AIM: Write out the whole of the material exactly.

DATA FOR THIS TASK:
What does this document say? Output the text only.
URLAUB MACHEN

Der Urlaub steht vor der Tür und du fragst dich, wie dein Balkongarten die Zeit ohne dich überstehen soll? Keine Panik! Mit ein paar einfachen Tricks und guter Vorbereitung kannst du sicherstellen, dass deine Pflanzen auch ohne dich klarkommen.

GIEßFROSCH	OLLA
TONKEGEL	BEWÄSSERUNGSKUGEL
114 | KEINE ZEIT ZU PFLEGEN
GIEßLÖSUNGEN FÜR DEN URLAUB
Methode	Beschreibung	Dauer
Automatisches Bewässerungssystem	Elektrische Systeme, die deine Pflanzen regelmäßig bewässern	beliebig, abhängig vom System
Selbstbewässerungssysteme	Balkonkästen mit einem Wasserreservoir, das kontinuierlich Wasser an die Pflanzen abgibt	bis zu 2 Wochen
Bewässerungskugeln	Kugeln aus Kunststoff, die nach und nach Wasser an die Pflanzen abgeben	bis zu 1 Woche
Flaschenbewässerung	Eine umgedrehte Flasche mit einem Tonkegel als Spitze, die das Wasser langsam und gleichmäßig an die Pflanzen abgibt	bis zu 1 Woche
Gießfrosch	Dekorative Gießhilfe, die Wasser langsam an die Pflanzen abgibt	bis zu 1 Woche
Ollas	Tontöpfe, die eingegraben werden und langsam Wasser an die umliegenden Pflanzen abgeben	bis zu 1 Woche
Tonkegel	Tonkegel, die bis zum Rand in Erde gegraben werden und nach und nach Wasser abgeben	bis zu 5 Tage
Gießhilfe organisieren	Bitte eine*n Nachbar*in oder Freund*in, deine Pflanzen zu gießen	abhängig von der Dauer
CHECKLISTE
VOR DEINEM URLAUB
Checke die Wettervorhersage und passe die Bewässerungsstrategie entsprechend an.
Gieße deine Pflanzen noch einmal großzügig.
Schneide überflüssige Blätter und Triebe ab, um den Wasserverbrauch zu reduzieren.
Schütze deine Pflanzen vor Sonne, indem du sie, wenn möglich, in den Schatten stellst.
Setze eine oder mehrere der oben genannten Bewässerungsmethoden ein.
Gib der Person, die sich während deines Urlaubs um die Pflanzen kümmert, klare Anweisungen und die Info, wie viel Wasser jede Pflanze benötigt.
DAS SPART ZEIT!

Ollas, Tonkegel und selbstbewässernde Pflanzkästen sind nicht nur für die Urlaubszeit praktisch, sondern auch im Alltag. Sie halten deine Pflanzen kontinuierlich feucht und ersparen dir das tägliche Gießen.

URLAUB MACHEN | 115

COMPLETE RESPONSE:
What does this document say? Output the text only.
URLAUB MACHEN

Der Urlaub steht vor der Tür und du fragst dich, wie dein Balkongarten die Zeit ohne dich überstehen soll? Keine Panik! Mit ein paar einfachen Tricks und guter Vorbereitung kannst du sicherstellen, dass deine Pflanzen auch ohne dich klarkommen.

GIEßFROSCH	OLLA
TONKEGEL	BEWÄSSERUNGSKUGEL
114 | KEINE ZEIT ZU PFLEGEN
GIEßLÖSUNGEN FÜR DEN URLAUB
Methode	Beschreibung	Dauer
Automatisches Bewässerungssystem	Elektrische Systeme, die deine Pflanzen regelmäßig bewässern	beliebig, abhängig vom System
Selbstbewässerungssysteme	Balkonkästen mit einem Wasserreservoir, das kontinuierlich Wasser an die Pflanzen abgibt	bis zu 2 Wochen
Bewässerungskugeln	Kugeln aus Kunststoff, die nach und nach Wasser an die Pflanzen abgeben	bis zu 1 Woche
Flaschenbewässerung	Eine umgedrehte Flasche mit einem Tonkegel als Spitze, die das Wasser langsam und gleichmäßig an die Pflanzen abgibt	bis zu 1 Woche
Gießfrosch	Dekorative Gießhilfe, die Wasser langsam an die Pflanzen abgibt	bis zu 1 Woche
Ollas	Tontöpfe, die eingegraben werden und langsam Wasser an die umliegenden Pflanzen abgeben	bis zu 1 Woche
Tonkegel	Tonkegel, die bis zum Rand in Erde gegraben werden und nach und nach Wasser abgeben	bis zu 5 Tage
Gießhilfe organisieren	Bitte eine*n Nachbar*in oder Freund*in, deine Pflanzen zu gießen	abhängig von der Dauer
CHECKLISTE
VOR DEINEM URLAUB
Checke die Wettervorhersage und passe die Bewässerungsstrategie entsprechend an.
Gieße deine Pflanzen noch einmal großzügig.
Schneide überflüssige Blätter und Triebe ab, um den Wasserverbrauch zu reduzieren.
Schütze deine Pflanzen vor Sonne, indem du sie, wenn möglich, in den Schatten stellst.
Setze eine oder mehrere der oben genannten Bewässerungsmethoden ein.
Gib der Person, die sich während deines Urlaubs um die Pflanzen kümmert, klare Anweisungen und die Info, wie viel Wasser jede Pflanze benötigt.
DAS SPART ZEIT!

Ollas, Tonkegel und selbstbewässernde Pflanzkästen sind nicht nur für die Urlaubszeit praktisch, sondern auch im Alltag. Sie halten deine Pflanzen kontinuierlich feucht und ersparen dir das tägliche Gießen.

URLAUB MACHEN | 115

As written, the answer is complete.